* _WHAT IS BEING ASKED_
Please print every record below exactly as it appears.

* _STORED DATA_
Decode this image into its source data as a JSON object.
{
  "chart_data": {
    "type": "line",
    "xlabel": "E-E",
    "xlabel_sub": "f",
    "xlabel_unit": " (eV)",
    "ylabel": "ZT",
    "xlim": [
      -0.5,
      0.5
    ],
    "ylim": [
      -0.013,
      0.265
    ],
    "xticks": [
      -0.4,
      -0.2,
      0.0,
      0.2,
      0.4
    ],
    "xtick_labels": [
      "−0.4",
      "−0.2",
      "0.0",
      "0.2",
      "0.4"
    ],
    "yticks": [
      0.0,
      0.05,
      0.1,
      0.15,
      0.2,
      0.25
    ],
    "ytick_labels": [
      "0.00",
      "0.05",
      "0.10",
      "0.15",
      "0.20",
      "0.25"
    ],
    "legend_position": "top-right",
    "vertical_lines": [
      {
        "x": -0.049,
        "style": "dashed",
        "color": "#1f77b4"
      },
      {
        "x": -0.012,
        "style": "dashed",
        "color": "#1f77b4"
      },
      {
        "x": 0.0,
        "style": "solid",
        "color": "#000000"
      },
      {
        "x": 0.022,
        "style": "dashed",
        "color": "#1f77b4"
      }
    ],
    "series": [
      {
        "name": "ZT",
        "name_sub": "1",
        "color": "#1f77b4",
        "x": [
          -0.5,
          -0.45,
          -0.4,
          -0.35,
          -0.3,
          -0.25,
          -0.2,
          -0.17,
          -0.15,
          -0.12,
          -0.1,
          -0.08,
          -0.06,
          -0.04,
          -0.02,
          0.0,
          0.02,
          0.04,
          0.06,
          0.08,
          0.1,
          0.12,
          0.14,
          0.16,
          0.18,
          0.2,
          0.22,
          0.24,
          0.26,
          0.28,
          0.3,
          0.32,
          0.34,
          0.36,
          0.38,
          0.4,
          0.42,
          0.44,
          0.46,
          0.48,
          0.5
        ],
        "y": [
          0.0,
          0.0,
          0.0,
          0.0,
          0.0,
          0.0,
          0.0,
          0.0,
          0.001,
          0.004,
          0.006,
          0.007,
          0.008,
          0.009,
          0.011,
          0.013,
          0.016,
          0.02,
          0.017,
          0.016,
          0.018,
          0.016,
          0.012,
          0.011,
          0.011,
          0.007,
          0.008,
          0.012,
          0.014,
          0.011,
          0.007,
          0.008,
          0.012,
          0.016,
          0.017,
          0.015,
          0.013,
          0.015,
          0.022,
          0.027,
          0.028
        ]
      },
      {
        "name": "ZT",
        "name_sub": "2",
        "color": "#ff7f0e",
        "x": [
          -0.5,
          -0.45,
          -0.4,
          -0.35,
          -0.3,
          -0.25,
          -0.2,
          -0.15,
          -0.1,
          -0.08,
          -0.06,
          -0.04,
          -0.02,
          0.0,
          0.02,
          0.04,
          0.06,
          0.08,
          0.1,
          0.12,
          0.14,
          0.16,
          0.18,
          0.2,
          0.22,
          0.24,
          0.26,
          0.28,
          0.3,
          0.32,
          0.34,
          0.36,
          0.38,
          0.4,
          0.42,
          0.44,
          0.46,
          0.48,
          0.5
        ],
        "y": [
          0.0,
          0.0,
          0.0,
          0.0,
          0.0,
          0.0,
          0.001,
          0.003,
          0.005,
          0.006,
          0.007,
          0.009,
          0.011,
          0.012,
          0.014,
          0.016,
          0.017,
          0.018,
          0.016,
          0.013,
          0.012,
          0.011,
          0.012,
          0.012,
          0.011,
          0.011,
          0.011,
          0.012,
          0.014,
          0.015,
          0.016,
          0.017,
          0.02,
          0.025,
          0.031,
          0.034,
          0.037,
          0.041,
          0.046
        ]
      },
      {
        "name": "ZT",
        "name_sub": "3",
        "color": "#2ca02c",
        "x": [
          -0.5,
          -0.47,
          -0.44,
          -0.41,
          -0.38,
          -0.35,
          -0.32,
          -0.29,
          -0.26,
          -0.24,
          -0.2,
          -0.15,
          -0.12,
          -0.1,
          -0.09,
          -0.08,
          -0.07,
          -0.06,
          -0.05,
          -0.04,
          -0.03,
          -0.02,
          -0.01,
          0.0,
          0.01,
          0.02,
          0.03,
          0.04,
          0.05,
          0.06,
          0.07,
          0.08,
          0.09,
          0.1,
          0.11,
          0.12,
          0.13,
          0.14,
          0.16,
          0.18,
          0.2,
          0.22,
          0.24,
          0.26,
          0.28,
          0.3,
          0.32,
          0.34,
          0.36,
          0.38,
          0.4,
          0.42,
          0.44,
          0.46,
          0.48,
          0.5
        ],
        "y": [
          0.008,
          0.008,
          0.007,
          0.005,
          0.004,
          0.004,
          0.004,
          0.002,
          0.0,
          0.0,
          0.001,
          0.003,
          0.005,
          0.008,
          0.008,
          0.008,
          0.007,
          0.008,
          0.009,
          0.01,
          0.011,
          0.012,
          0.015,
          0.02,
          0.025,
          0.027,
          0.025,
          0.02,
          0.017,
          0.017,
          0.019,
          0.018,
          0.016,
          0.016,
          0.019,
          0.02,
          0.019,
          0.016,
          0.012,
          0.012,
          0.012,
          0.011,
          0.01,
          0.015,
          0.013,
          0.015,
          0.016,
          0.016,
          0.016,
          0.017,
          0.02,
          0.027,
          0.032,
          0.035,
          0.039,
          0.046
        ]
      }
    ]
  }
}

* _FULL RESPONSE_
Decode this image into its source data as a JSON object.
{
  "chart_data": {
    "type": "line",
    "xlabel": "E-E",
    "xlabel_sub": "f",
    "xlabel_unit": " (eV)",
    "ylabel": "ZT",
    "xlim": [
      -0.5,
      0.5
    ],
    "ylim": [
      -0.013,
      0.265
    ],
    "xticks": [
      -0.4,
      -0.2,
      0.0,
      0.2,
      0.4
    ],
    "xtick_labels": [
      "−0.4",
      "−0.2",
      "0.0",
      "0.2",
      "0.4"
    ],
    "yticks": [
      0.0,
      0.05,
      0.1,
      0.15,
      0.2,
      0.25
    ],
    "ytick_labels": [
      "0.00",
      "0.05",
      "0.10",
      "0.15",
      "0.20",
      "0.25"
    ],
    "legend_position": "top-right",
    "vertical_lines": [
      {
        "x": -0.049,
        "style": "dashed",
        "color": "#1f77b4"
      },
      {
        "x": -0.012,
        "style": "dashed",
        "color": "#1f77b4"
      },
      {
        "x": 0.0,
        "style": "solid",
        "color": "#000000"
      },
      {
        "x": 0.022,
        "style": "dashed",
        "color": "#1f77b4"
      }
    ],
    "series": [
      {
        "name": "ZT",
        "name_sub": "1",
        "color": "#1f77b4",
        "x": [
          -0.5,
          -0.45,
          -0.4,
          -0.35,
          -0.3,
          -0.25,
          -0.2,
          -0.17,
          -0.15,
          -0.12,
          -0.1,
          -0.08,
          -0.06,
          -0.04,
          -0.02,
          0.0,
          0.02,
          0.04,
          0.06,
          0.08,
          0.1,
          0.12,
          0.14,
          0.16,
          0.18,
          0.2,
          0.22,
          0.24,
          0.26,
          0.28,
          0.3,
          0.32,
          0.34,
          0.36,
          0.38,
          0.4,
          0.42,
          0.44,
          0.46,
          0.48,
          0.5
        ],
        "y": [
          0.0,
          0.0,
          0.0,
          0.0,
          0.0,
          0.0,
          0.0,
          0.0,
          0.001,
          0.004,
          0.006,
          0.007,
          0.008,
          0.009,
          0.011,
          0.013,
          0.016,
          0.02,
          0.017,
          0.016,
          0.018,
          0.016,
          0.012,
          0.011,
          0.011,
          0.007,
          0.008,
          0.012,
          0.014,
          0.011,
          0.007,
          0.008,
          0.012,
          0.016,
          0.017,
          0.015,
          0.013,
          0.015,
          0.022,
          0.027,
          0.028
        ]
      },
      {
        "name": "ZT",
        "name_sub": "2",
        "color": "#ff7f0e",
        "x": [
          -0.5,
          -0.45,
          -0.4,
          -0.35,
          -0.3,
          -0.25,
          -0.2,
          -0.15,
          -0.1,
          -0.08,
          -0.06,
          -0.04,
          -0.02,
          0.0,
          0.02,
          0.04,
          0.06,
          0.08,
          0.1,
          0.12,
          0.14,
          0.16,
          0.18,
          0.2,
          0.22,
          0.24,
          0.26,
          0.28,
          0.3,
          0.32,
          0.34,
          0.36,
          0.38,
          0.4,
          0.42,
          0.44,
          0.46,
          0.48,
          0.5
        ],
        "y": [
          0.0,
          0.0,
          0.0,
          0.0,
          0.0,
          0.0,
          0.001,
          0.003,
          0.005,
          0.006,
          0.007,
          0.009,
          0.011,
          0.012,
          0.014,
          0.016,
          0.017,
          0.018,
          0.016,
          0.013,
          0.012,
          0.011,
          0.012,
          0.012,
          0.011,
          0.011,
          0.011,
          0.012,
          0.014,
          0.015,
          0.016,
          0.017,
          0.02,
          0.025,
          0.031,
          0.034,
          0.037,
          0.041,
          0.046
        ]
      },
      {
        "name": "ZT",
        "name_sub": "3",
        "color": "#2ca02c",
        "x": [
          -0.5,
          -0.47,
          -0.44,
          -0.41,
          -0.38,
          -0.35,
          -0.32,
          -0.29,
          -0.26,
          -0.24,
          -0.2,
          -0.15,
          -0.12,
          -0.1,
          -0.09,
          -0.08,
          -0.07,
          -0.06,
          -0.05,
          -0.04,
          -0.03,
          -0.02,
          -0.01,
          0.0,
          0.01,
          0.02,
          0.03,
          0.04,
          0.05,
          0.06,
          0.07,
          0.08,
          0.09,
          0.1,
          0.11,
          0.12,
          0.13,
          0.14,
          0.16,
          0.18,
          0.2,
          0.22,
          0.24,
          0.26,
          0.28,
          0.3,
          0.32,
          0.34,
          0.36,
          0.38,
          0.4,
          0.42,
          0.44,
          0.46,
          0.48,
          0.5
        ],
        "y": [
          0.008,
          0.008,
          0.007,
          0.005,
          0.004,
          0.004,
          0.004,
          0.002,
          0.0,
          0.0,
          0.001,
          0.003,
          0.005,
          0.008,
          0.008,
          0.008,
          0.007,
          0.008,
          0.009,
          0.01,
          0.011,
          0.012,
          0.015,
          0.02,
          0.025,
          0.027,
          0.025,
          0.02,
          0.017,
          0.017,
          0.019,
          0.018,
          0.016,
          0.016,
          0.019,
          0.02,
          0.019,
          0.016,
          0.012,
          0.012,
          0.012,
          0.011,
          0.01,
          0.015,
          0.013,
          0.015,
          0.016,
          0.016,
          0.016,
          0.017,
          0.02,
          0.027,
          0.032,
          0.035,
          0.039,
          0.046
        ]
      }
    ]
  }
}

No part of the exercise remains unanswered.